#### [STATED PROBLEM]
Omit every picture and return the rest of the data unaltered.

#### [ENTRIES PROVIDED]
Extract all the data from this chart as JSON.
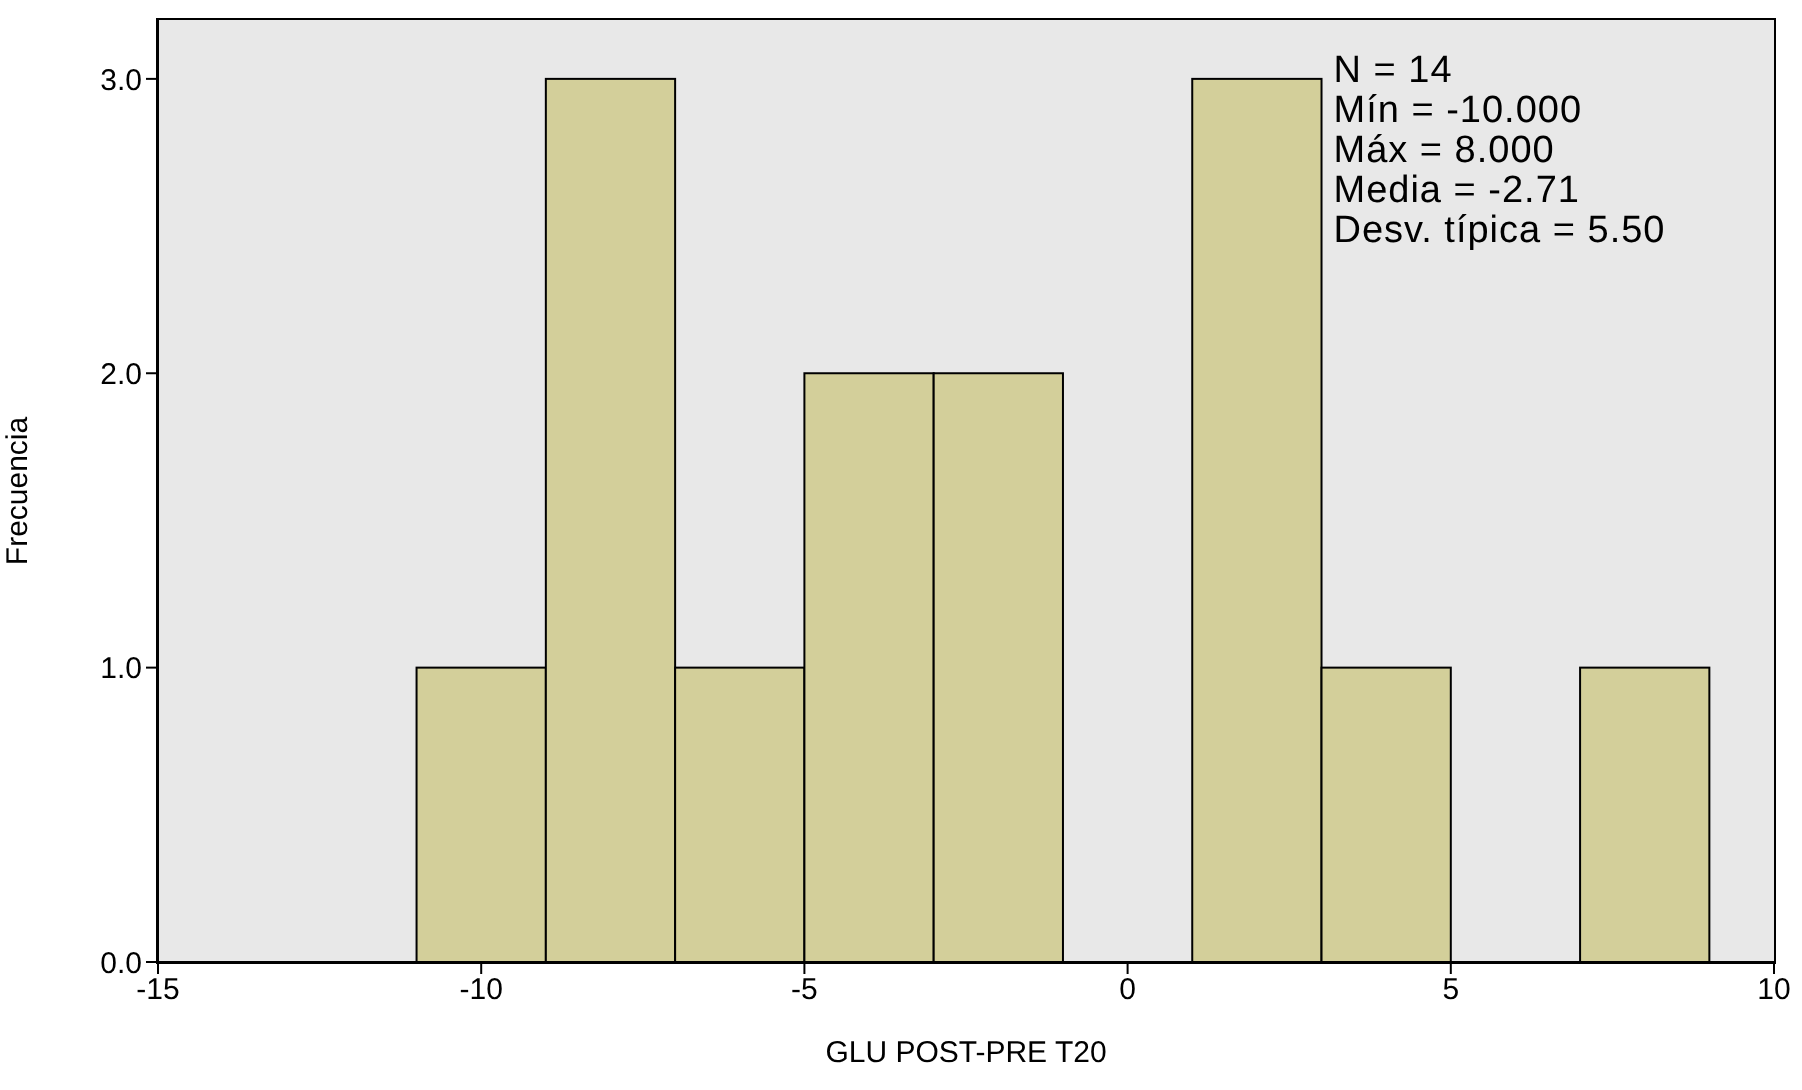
{
  "chart_data": {
    "type": "histogram",
    "xlabel": "GLU POST-PRE T20",
    "ylabel": "Frecuencia",
    "bins": [
      -11,
      -9,
      -7,
      -5,
      -3,
      -1,
      1,
      3,
      5,
      7,
      9
    ],
    "values": [
      1,
      3,
      1,
      2,
      2,
      0,
      3,
      1,
      0,
      1
    ],
    "color": "#d3cf9a",
    "xlim": [
      -15,
      10
    ],
    "xticks": [
      -15,
      -10,
      -5,
      0,
      5,
      10
    ],
    "ylim": [
      0,
      3.2
    ],
    "yticks": [
      {
        "value": 0,
        "label": "0.0"
      },
      {
        "value": 1,
        "label": "1.0"
      },
      {
        "value": 2,
        "label": "2.0"
      },
      {
        "value": 3,
        "label": "3.0"
      }
    ],
    "annotations": [
      "N = 14",
      "Mín = -10.000",
      "Máx = 8.000",
      "Media = -2.71",
      "Desv. típica = 5.50"
    ]
  }
}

#### [OUTPUT FOR THIS TASK]
Extract all the data from this chart as JSON.
{
  "chart_data": {
    "type": "histogram",
    "xlabel": "GLU POST-PRE T20",
    "ylabel": "Frecuencia",
    "bins": [
      -11,
      -9,
      -7,
      -5,
      -3,
      -1,
      1,
      3,
      5,
      7,
      9
    ],
    "values": [
      1,
      3,
      1,
      2,
      2,
      0,
      3,
      1,
      0,
      1
    ],
    "color": "#d3cf9a",
    "xlim": [
      -15,
      10
    ],
    "xticks": [
      -15,
      -10,
      -5,
      0,
      5,
      10
    ],
    "ylim": [
      0,
      3.2
    ],
    "yticks": [
      {
        "value": 0,
        "label": "0.0"
      },
      {
        "value": 1,
        "label": "1.0"
      },
      {
        "value": 2,
        "label": "2.0"
      },
      {
        "value": 3,
        "label": "3.0"
      }
    ],
    "annotations": [
      "N = 14",
      "Mín = -10.000",
      "Máx = 8.000",
      "Media = -2.71",
      "Desv. típica = 5.50"
    ]
  }
}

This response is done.